Geef uit het fragment over de vernietigingsvordering letterlijk het stuk weer dat begint bij de woorden met "Uit de door" en stop na "deze rechtbank is gedeponeerd.".

====== Tekstfragment ======

Deze vraag wordt bevestigend beantwoord. De aard en de inhoud van de incidentele vordering strekken ertoe dat de procedure zonder inhoudelijke behandeling wordt beëindigd, omdat de termijn voor het instellen van de vordering door [A] c.s. zou zijn vervallen. Naar het oordeel van de rechtbank hebben partijen er belang bij dat op dit punt eerst en vooraf wordt beslist en leidt een voorafgaande behandeling van de incidentele vordering niet tot een onredelijke vertraging van het geding.
4.2. [A] c.s. heeft gesteld dat hij zijn vordering tot vernietiging grondt op artikel 1065 lid 1 onder c Rv. Volgens [A] c.s. heeft het appelscheidsgerecht zich niet aan zijn opdracht gehouden, onder meer doordat het geen uitspraak heeft gedaan over het merendeel van het door hem gevorderde.
Uit de door [A] c.s. overgelegde stukken, waarvan de inhoud niet is weersproken (ofschoon [C] daartoe in de gelegenheid is gesteld) kan worden afgeleid dat [A] c.s. het appelscheidsgerecht heeft verzocht om een aanvullend vonnis te wijzen, dat het appelscheidsgerecht dit verzoek heeft afgewezen en dat een afschrift van die afwijzing op 23 februari 2012 ter griffie van deze rechtbank is gedeponeerd.
Uit artikel 1065 lid 7 Rv jo. 1065 lid 6 Rv en 1065 lid 1 onder c Rv volgt dat de in artikel 1064 lid 3 Rv bepaalde termijn voor het instellen van de vordering tot vernietiging, op de grond dat het scheidsgerecht heeft nagelaten te beslissen over een onderdeel van het gevorderde, vervalt na drie maanden na de dag waarop het aanvullend vonnis dan wel het afschrift van de afwijzing van het verzoek tot het geven van een aanvullend vonnis, bij de griffie van de rechtbank is gedeponeerd. Nu de dagvaarding in de hoofdzaak dateert van 21 mei 2012, heeft [A] c.s. zijn vordering binnen drie maanden na 23 februari 2012 en derhalve tijdig ingesteld.
4.3. Het vorenstaande heeft tot gevolg dat [A] c.s. in zijn vordering in de hoofdzaak kan worden ontvangen voor zover hij – op de in zijn verzoek tot het wijzen van een aanvullend vonnis genoemde gronden – betoogt dat het scheidsgerecht heeft nagelaten te beslissen over een onderdeel van het gevorderde (artikel 1065 lid 6 en lid 7 Rv). In zoverre zal de vordering in het incident worden afgewezen.

====== Gegeven informatie ======

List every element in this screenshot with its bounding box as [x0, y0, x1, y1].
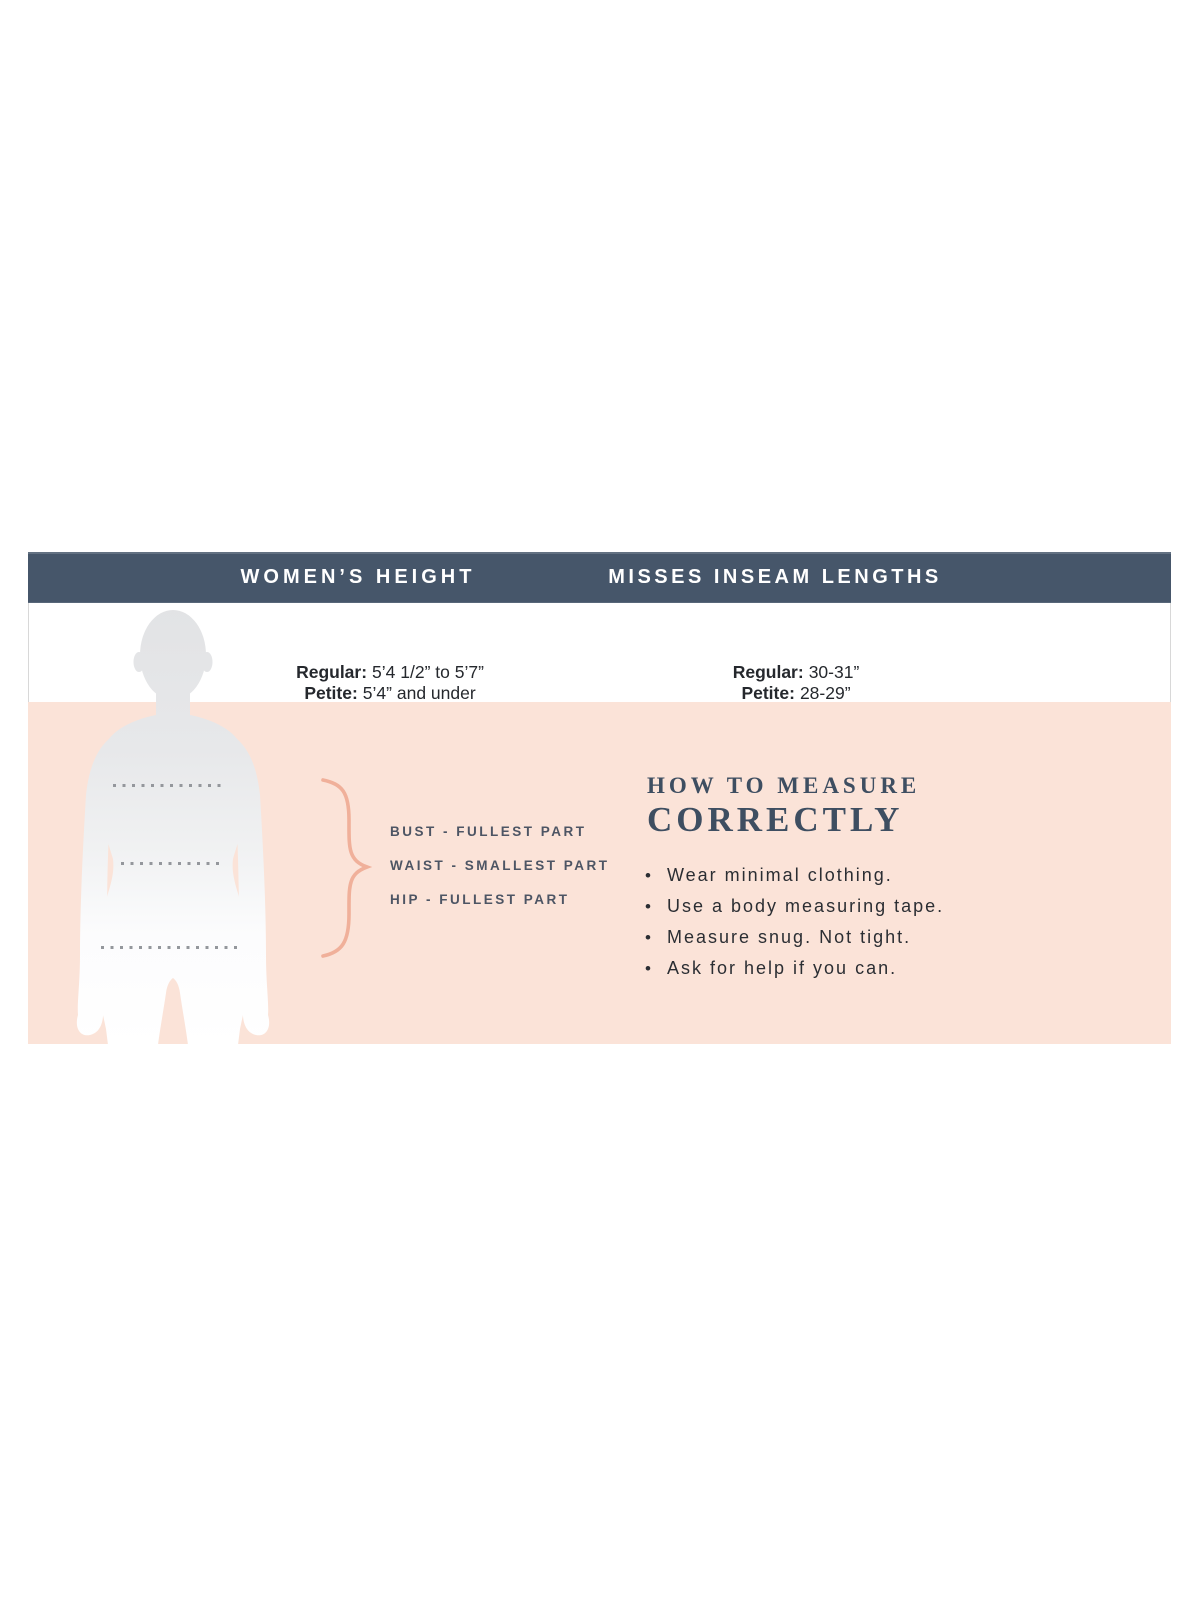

======

**Antwoord:**
Uit de door [A] c.s. overgelegde stukken, waarvan de inhoud niet is weersproken (ofschoon [C] daartoe in de gelegenheid is gesteld) kan worden afgeleid dat [A] c.s. het appelscheidsgerecht heeft verzocht om een aanvullend vonnis te wijzen, dat het appelscheidsgerecht dit verzoek heeft afgewezen en dat een afschrift van die afwijzing op 23 februari 2012 ter griffie van deze rechtbank is gedeponeerd.